## Given task
From the listing below, select every line where the word "circumference" appears.

## Data to use
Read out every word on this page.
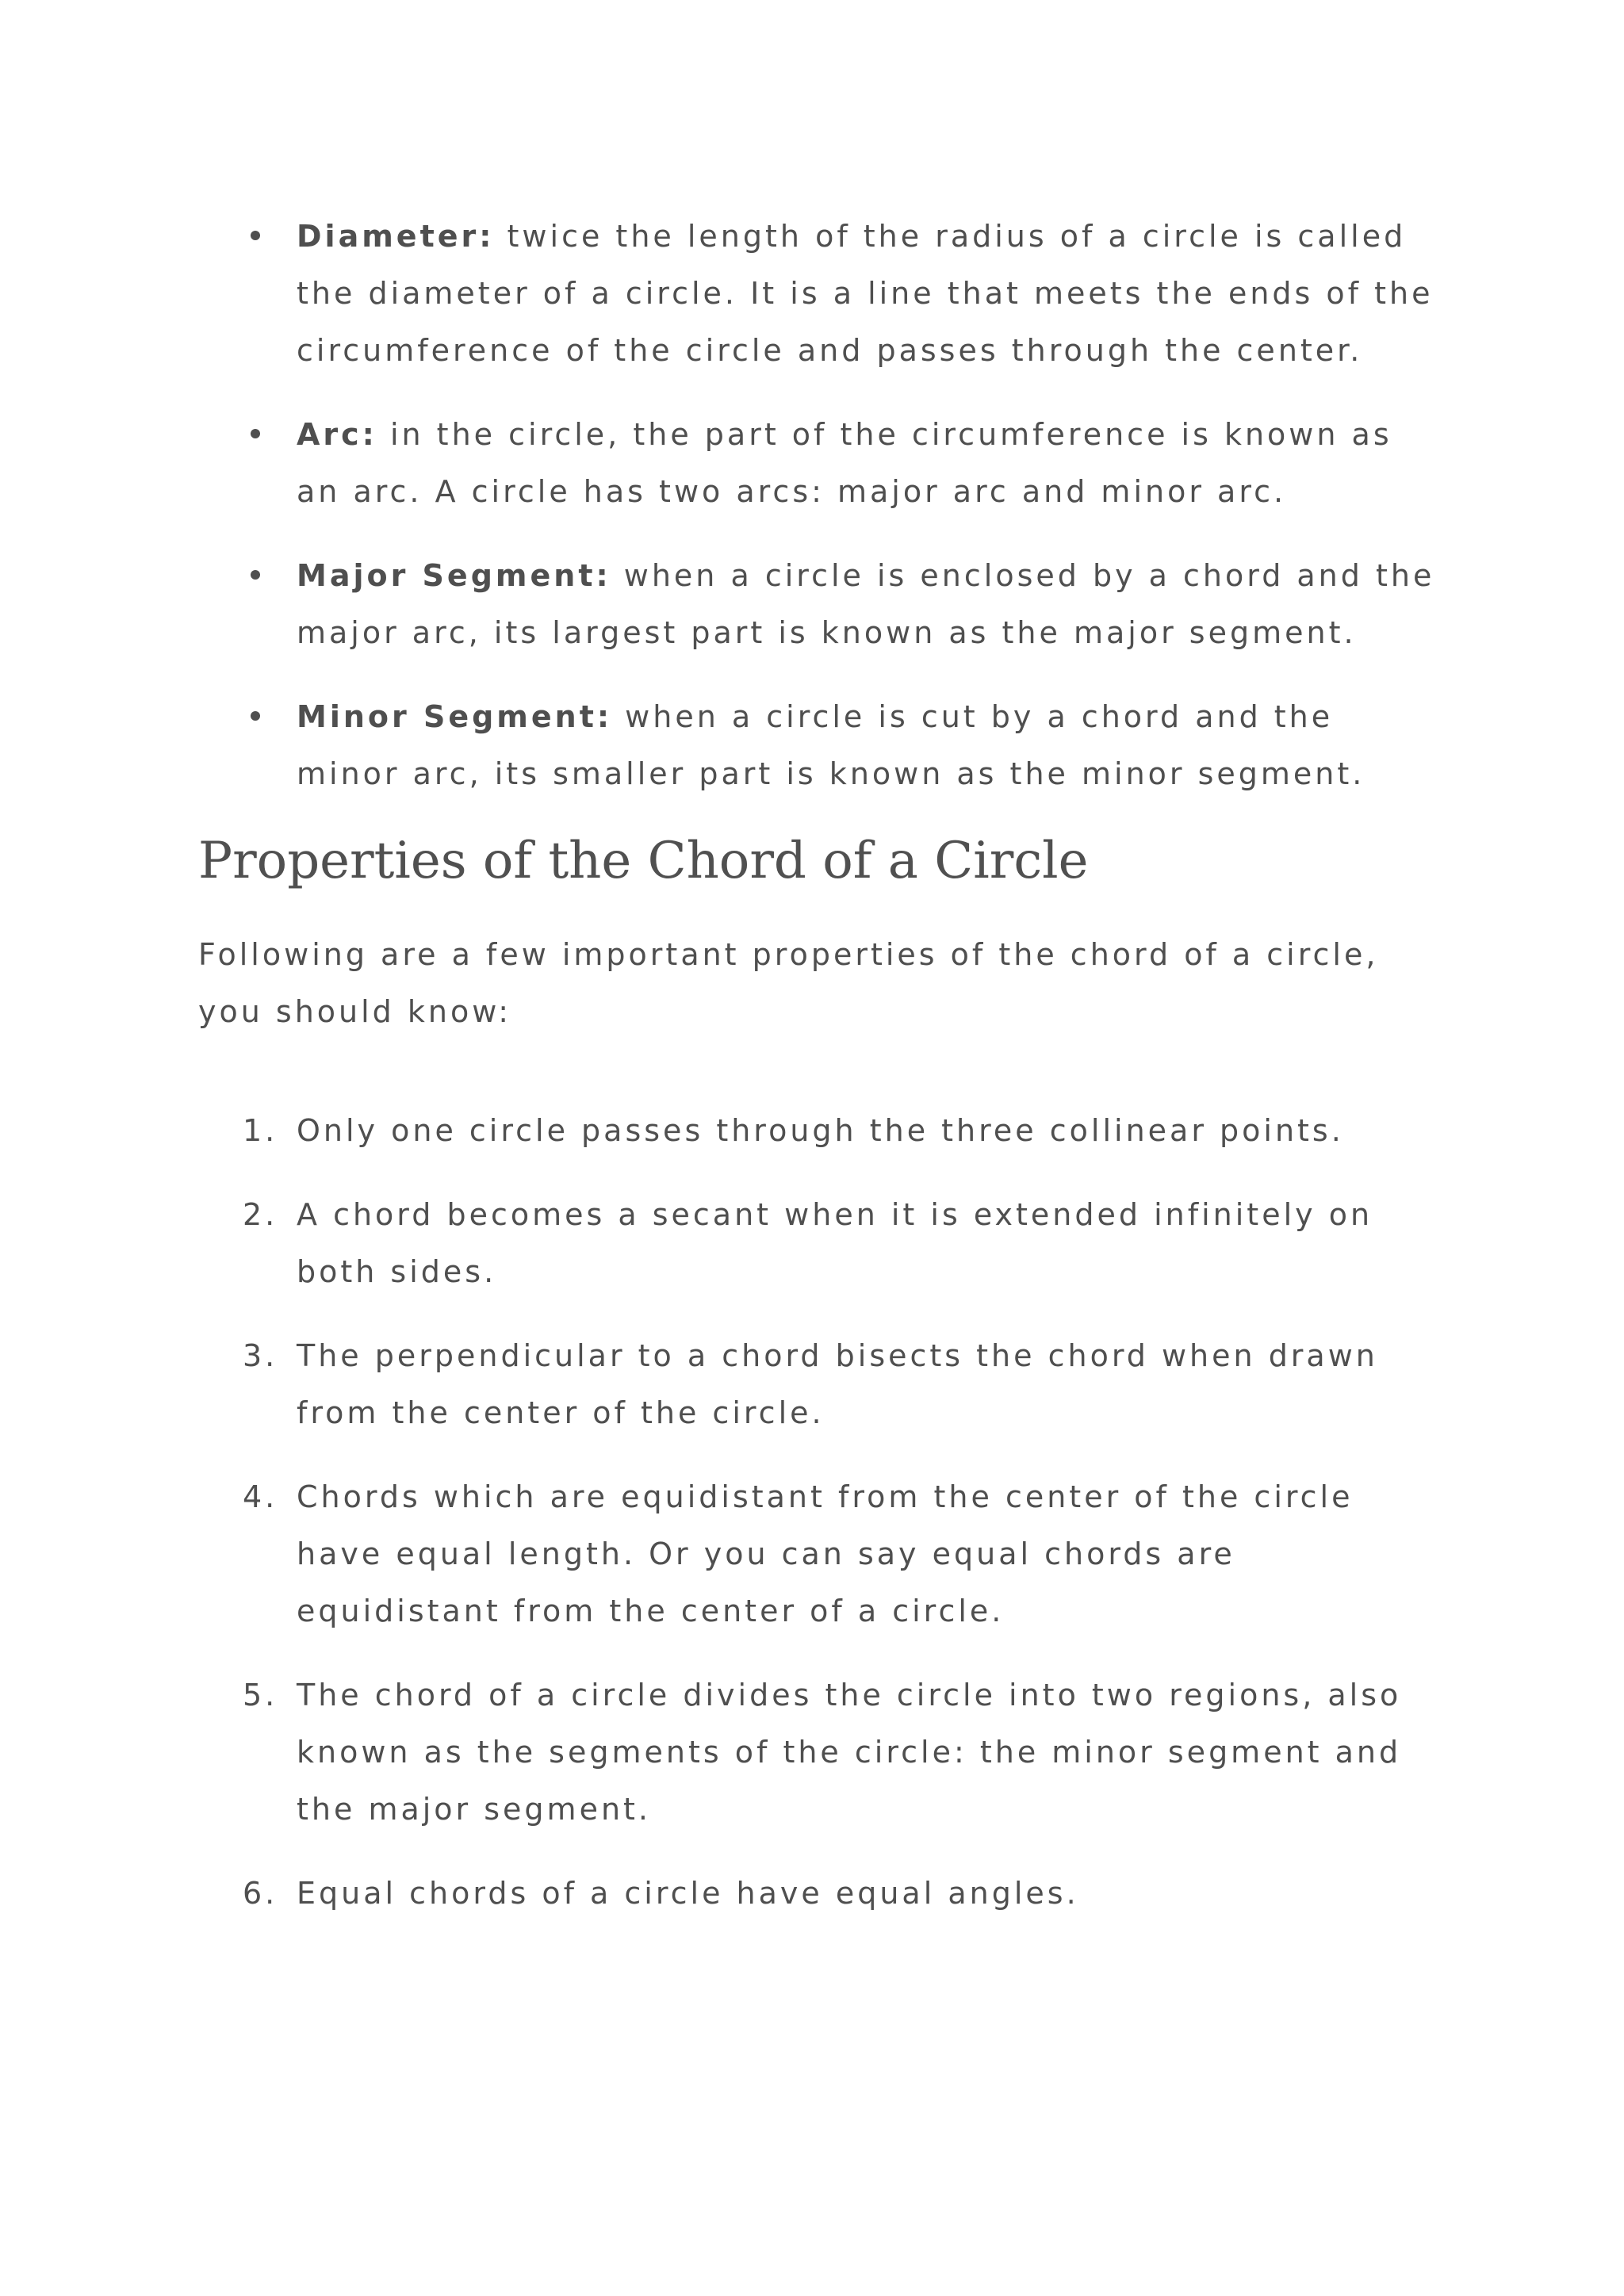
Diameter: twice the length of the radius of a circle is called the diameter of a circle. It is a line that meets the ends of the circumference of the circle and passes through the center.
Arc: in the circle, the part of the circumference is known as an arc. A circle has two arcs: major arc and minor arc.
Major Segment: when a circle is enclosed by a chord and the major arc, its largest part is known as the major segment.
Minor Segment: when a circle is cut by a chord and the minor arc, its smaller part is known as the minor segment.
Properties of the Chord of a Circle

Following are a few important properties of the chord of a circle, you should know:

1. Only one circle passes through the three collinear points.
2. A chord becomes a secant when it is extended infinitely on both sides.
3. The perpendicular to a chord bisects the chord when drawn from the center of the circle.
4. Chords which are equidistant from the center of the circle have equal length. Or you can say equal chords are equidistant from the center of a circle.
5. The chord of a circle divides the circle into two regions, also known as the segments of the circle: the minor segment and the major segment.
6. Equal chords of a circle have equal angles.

## Final result
Diameter: twice the length of the radius of a circle is called the diameter of a circle. It is a line that meets the ends of the circumference of the circle and passes through the center.
Arc: in the circle, the part of the circumference is known as an arc. A circle has two arcs: major arc and minor arc.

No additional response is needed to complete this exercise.